## What you have to do
Give the listing again character for character, but drop the images.

## Data entries
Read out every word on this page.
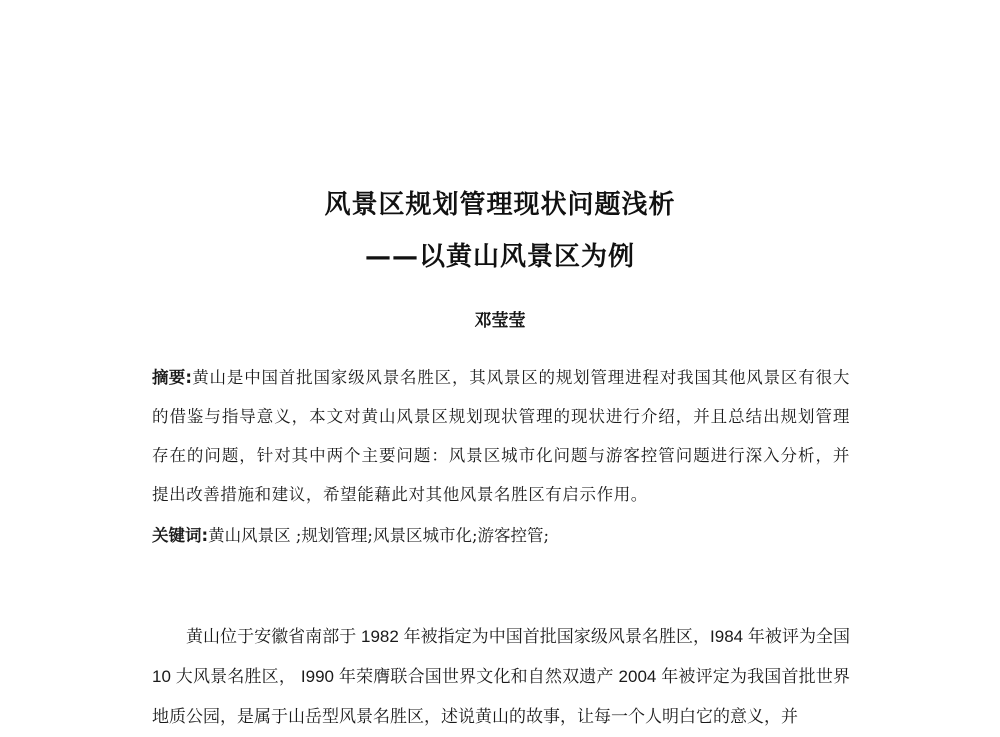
风景区规划管理现状问题浅析
——以黄山风景区为例
邓莹莹

摘要:黄山是中国首批国家级风景名胜区，其风景区的规划管理进程对我国其他风景区有很大的借鉴与指导意义，本文对黄山风景区规划现状管理的现状进行介绍，并且总结出规划管理存在的问题，针对其中两个主要问题：风景区城市化问题与游客控管问题进行深入分析，并提出改善措施和建议，希望能藉此对其他风景名胜区有启示作用。

关键词:黄山风景区 ;规划管理;风景区城市化;游客控管;

黄山位于安徽省南部于 1982 年被指定为中国首批国家级风景名胜区，I984 年被评为全国 10 大风景名胜区， I990 年荣膺联合国世界文化和自然双遗产 2004 年被评定为我国首批世界地质公园，是属于山岳型风景名胜区，述说黄山的故事，让每一个人明白它的意义，并
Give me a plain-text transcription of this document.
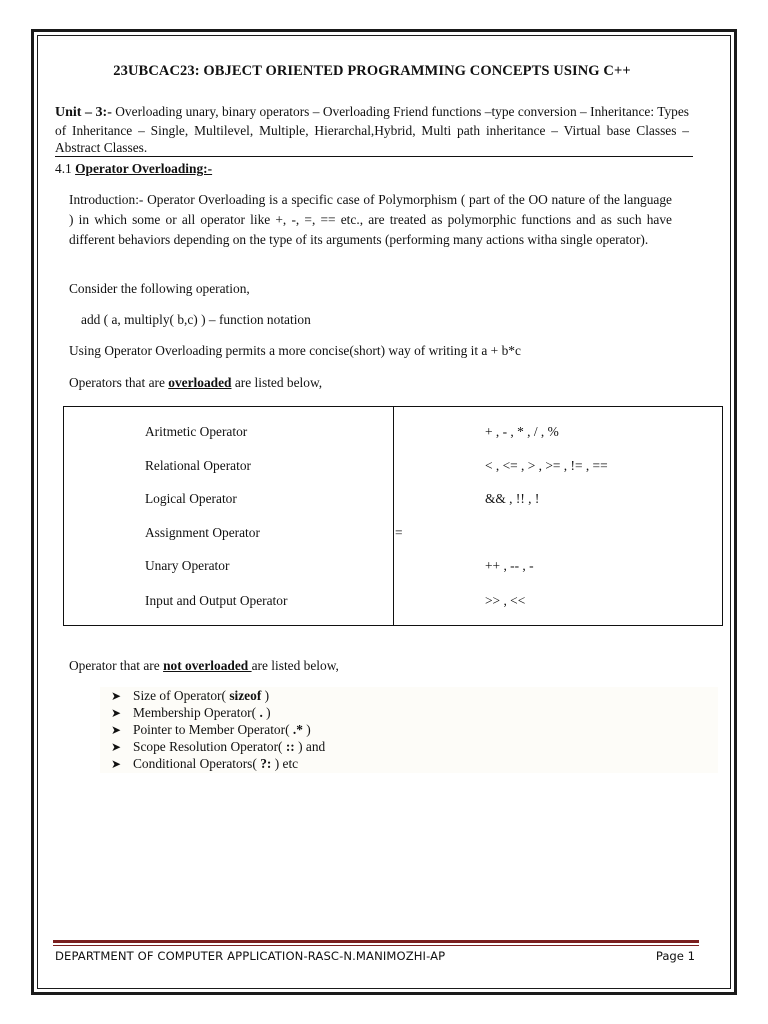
23UBCAC23: OBJECT ORIENTED PROGRAMMING CONCEPTS USING C++
Unit – 3:- Overloading unary, binary operators – Overloading Friend functions –type conversion – Inheritance: Types of Inheritance – Single, Multilevel, Multiple, Hierarchal,Hybrid, Multi path inheritance – Virtual base Classes – Abstract Classes.
4.1 Operator Overloading:-
Introduction:- Operator Overloading is a specific case of Polymorphism ( part of the OO nature of the language ) in which some or all operator like +, -, =, == etc., are treated as polymorphic functions and as such have different behaviors depending on the type of its arguments (performing many actions witha single operator).
Consider the following operation,
add ( a, multiply( b,c) ) – function notation
Using Operator Overloading permits a more concise(short) way of writing it a + b*c
Operators that are overloaded are listed below,
Aritmetic Operator	+ , - , * , / , %
Relational Operator	< , <= , > , >= , != , ==
Logical Operator	&& , !! , !
Assignment Operator	=
Unary Operator	++ , -- , -
Input and Output Operator	>> , <<
Operator that are not overloaded are listed below,
➤ Size of Operator( sizeof )
➤ Membership Operator( . )
➤ Pointer to Member Operator( .* )
➤ Scope Resolution Operator( :: ) and
➤ Conditional Operators( ?: ) etc
DEPARTMENT OF COMPUTER APPLICATION-RASC-N.MANIMOZHI-AP	Page 1
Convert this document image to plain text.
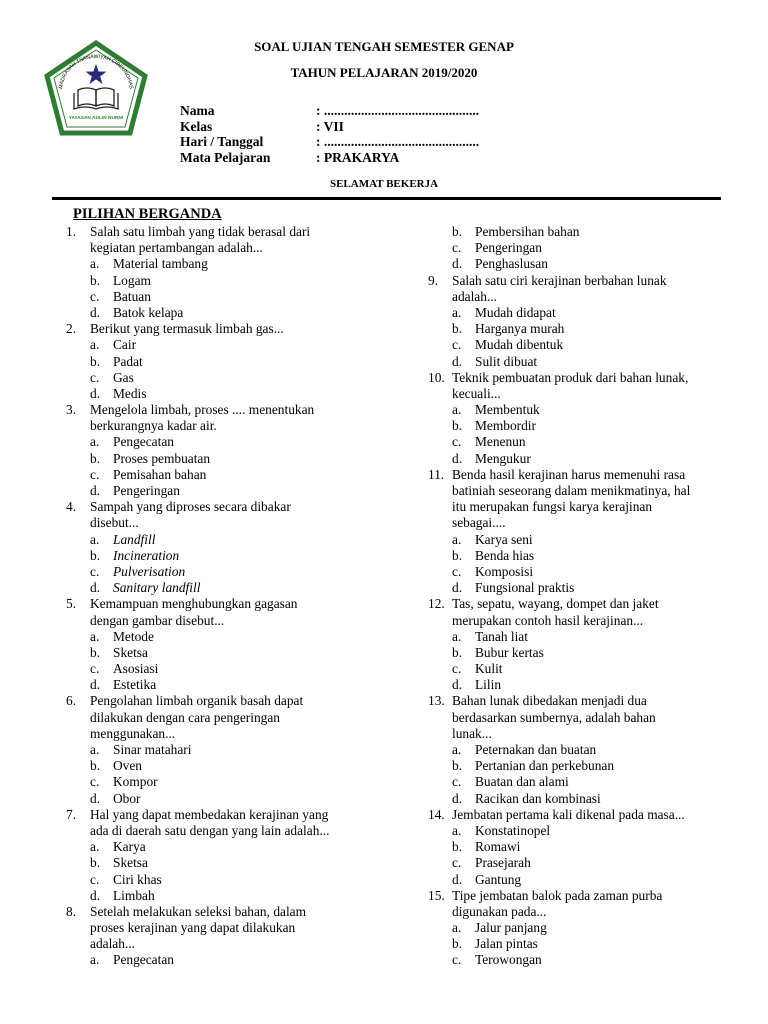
MADRASAH TSANAWIYAH CIREUNGHAS
YAYASAN ADLIN NURNI
SOAL UJIAN TENGAH SEMESTER GENAP
TAHUN PELAJARAN 2019/2020
Nama	: ..............................................
Kelas	: VII
Hari / Tanggal	: ..............................................
Mata Pelajaran	: PRAKARYA
SELAMAT BEKERJA
PILIHAN BERGANDA
1. Salah satu limbah yang tidak berasal dari
kegiatan pertambangan adalah...
a. Material tambang
b. Logam
c. Batuan
d. Batok kelapa
2. Berikut yang termasuk limbah gas...
a. Cair
b. Padat
c. Gas
d. Medis
3. Mengelola limbah, proses .... menentukan
berkurangnya kadar air.
a. Pengecatan
b. Proses pembuatan
c. Pemisahan bahan
d. Pengeringan
4. Sampah yang diproses secara dibakar
disebut...
a. Landfill
b. Incineration
c. Pulverisation
d. Sanitary landfill
5. Kemampuan menghubungkan gagasan
dengan gambar disebut...
a. Metode
b. Sketsa
c. Asosiasi
d. Estetika
6. Pengolahan limbah organik basah dapat
dilakukan dengan cara pengeringan
menggunakan...
a. Sinar matahari
b. Oven
c. Kompor
d. Obor
7. Hal yang dapat membedakan kerajinan yang
ada di daerah satu dengan yang lain adalah...
a. Karya
b. Sketsa
c. Ciri khas
d. Limbah
8. Setelah melakukan seleksi bahan, dalam
proses kerajinan yang dapat dilakukan
adalah...
a. Pengecatan
b. Pembersihan bahan
c. Pengeringan
d. Penghaslusan
9. Salah satu ciri kerajinan berbahan lunak
adalah...
a. Mudah didapat
b. Harganya murah
c. Mudah dibentuk
d. Sulit dibuat
10. Teknik pembuatan produk dari bahan lunak,
kecuali...
a. Membentuk
b. Membordir
c. Menenun
d. Mengukur
11. Benda hasil kerajinan harus memenuhi rasa
batiniah seseorang dalam menikmatinya, hal
itu merupakan fungsi karya kerajinan
sebagai....
a. Karya seni
b. Benda hias
c. Komposisi
d. Fungsional praktis
12. Tas, sepatu, wayang, dompet dan jaket
merupakan contoh hasil kerajinan...
a. Tanah liat
b. Bubur kertas
c. Kulit
d. Lilin
13. Bahan lunak dibedakan menjadi dua
berdasarkan sumbernya, adalah bahan
lunak...
a. Peternakan dan buatan
b. Pertanian dan perkebunan
c. Buatan dan alami
d. Racikan dan kombinasi
14. Jembatan pertama kali dikenal pada masa...
a. Konstatinopel
b. Romawi
c. Prasejarah
d. Gantung
15. Tipe jembatan balok pada zaman purba
digunakan pada...
a. Jalur panjang
b. Jalan pintas
c. Terowongan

## Response to the task
Read out every word on this page.
风景区规划管理现状问题浅析
——以黄山风景区为例
邓莹莹

摘要:黄山是中国首批国家级风景名胜区，其风景区的规划管理进程对我国其他风景区有很大的借鉴与指导意义，本文对黄山风景区规划现状管理的现状进行介绍，并且总结出规划管理存在的问题，针对其中两个主要问题：风景区城市化问题与游客控管问题进行深入分析，并提出改善措施和建议，希望能藉此对其他风景名胜区有启示作用。

关键词:黄山风景区 ;规划管理;风景区城市化;游客控管;

黄山位于安徽省南部于 1982 年被指定为中国首批国家级风景名胜区，I984 年被评为全国 10 大风景名胜区， I990 年荣膺联合国世界文化和自然双遗产 2004 年被评定为我国首批世界地质公园，是属于山岳型风景名胜区，述说黄山的故事，让每一个人明白它的意义，并
Give me a plain-text transcription of this document.
23UBCAC23: OBJECT ORIENTED PROGRAMMING CONCEPTS USING C++
Unit – 3:- Overloading unary, binary operators – Overloading Friend functions –type conversion – Inheritance: Types of Inheritance – Single, Multilevel, Multiple, Hierarchal,Hybrid, Multi path inheritance – Virtual base Classes – Abstract Classes.
4.1 Operator Overloading:-
Introduction:- Operator Overloading is a specific case of Polymorphism ( part of the OO nature of the language ) in which some or all operator like +, -, =, == etc., are treated as polymorphic functions and as such have different behaviors depending on the type of its arguments (performing many actions witha single operator).
Consider the following operation,
add ( a, multiply( b,c) ) – function notation
Using Operator Overloading permits a more concise(short) way of writing it a + b*c
Operators that are overloaded are listed below,
Aritmetic Operator	+ , - , * , / , %
Relational Operator	< , <= , > , >= , != , ==
Logical Operator	&& , !! , !
Assignment Operator	=
Unary Operator	++ , -- , -
Input and Output Operator	>> , <<
Operator that are not overloaded are listed below,
➤ Size of Operator( sizeof )
➤ Membership Operator( . )
➤ Pointer to Member Operator( .* )
➤ Scope Resolution Operator( :: ) and
➤ Conditional Operators( ?: ) etc
DEPARTMENT OF COMPUTER APPLICATION-RASC-N.MANIMOZHI-AP	Page 1
Convert this document image to plain text.
MADRASAH TSANAWIYAH CIREUNGHAS
YAYASAN ADLIN NURNI
SOAL UJIAN TENGAH SEMESTER GENAP
TAHUN PELAJARAN 2019/2020
Nama	: ..............................................
Kelas	: VII
Hari / Tanggal	: ..............................................
Mata Pelajaran	: PRAKARYA
SELAMAT BEKERJA
PILIHAN BERGANDA
1. Salah satu limbah yang tidak berasal dari
kegiatan pertambangan adalah...
a. Material tambang
b. Logam
c. Batuan
d. Batok kelapa
2. Berikut yang termasuk limbah gas...
a. Cair
b. Padat
c. Gas
d. Medis
3. Mengelola limbah, proses .... menentukan
berkurangnya kadar air.
a. Pengecatan
b. Proses pembuatan
c. Pemisahan bahan
d. Pengeringan
4. Sampah yang diproses secara dibakar
disebut...
a. Landfill
b. Incineration
c. Pulverisation
d. Sanitary landfill
5. Kemampuan menghubungkan gagasan
dengan gambar disebut...
a. Metode
b. Sketsa
c. Asosiasi
d. Estetika
6. Pengolahan limbah organik basah dapat
dilakukan dengan cara pengeringan
menggunakan...
a. Sinar matahari
b. Oven
c. Kompor
d. Obor
7. Hal yang dapat membedakan kerajinan yang
ada di daerah satu dengan yang lain adalah...
a. Karya
b. Sketsa
c. Ciri khas
d. Limbah
8. Setelah melakukan seleksi bahan, dalam
proses kerajinan yang dapat dilakukan
adalah...
a. Pengecatan
b. Pembersihan bahan
c. Pengeringan
d. Penghaslusan
9. Salah satu ciri kerajinan berbahan lunak
adalah...
a. Mudah didapat
b. Harganya murah
c. Mudah dibentuk
d. Sulit dibuat
10. Teknik pembuatan produk dari bahan lunak,
kecuali...
a. Membentuk
b. Membordir
c. Menenun
d. Mengukur
11. Benda hasil kerajinan harus memenuhi rasa
batiniah seseorang dalam menikmatinya, hal
itu merupakan fungsi karya kerajinan
sebagai....
a. Karya seni
b. Benda hias
c. Komposisi
d. Fungsional praktis
12. Tas, sepatu, wayang, dompet dan jaket
merupakan contoh hasil kerajinan...
a. Tanah liat
b. Bubur kertas
c. Kulit
d. Lilin
13. Bahan lunak dibedakan menjadi dua
berdasarkan sumbernya, adalah bahan
lunak...
a. Peternakan dan buatan
b. Pertanian dan perkebunan
c. Buatan dan alami
d. Racikan dan kombinasi
14. Jembatan pertama kali dikenal pada masa...
a. Konstatinopel
b. Romawi
c. Prasejarah
d. Gantung
15. Tipe jembatan balok pada zaman purba
digunakan pada...
a. Jalur panjang
b. Jalan pintas
c. Terowongan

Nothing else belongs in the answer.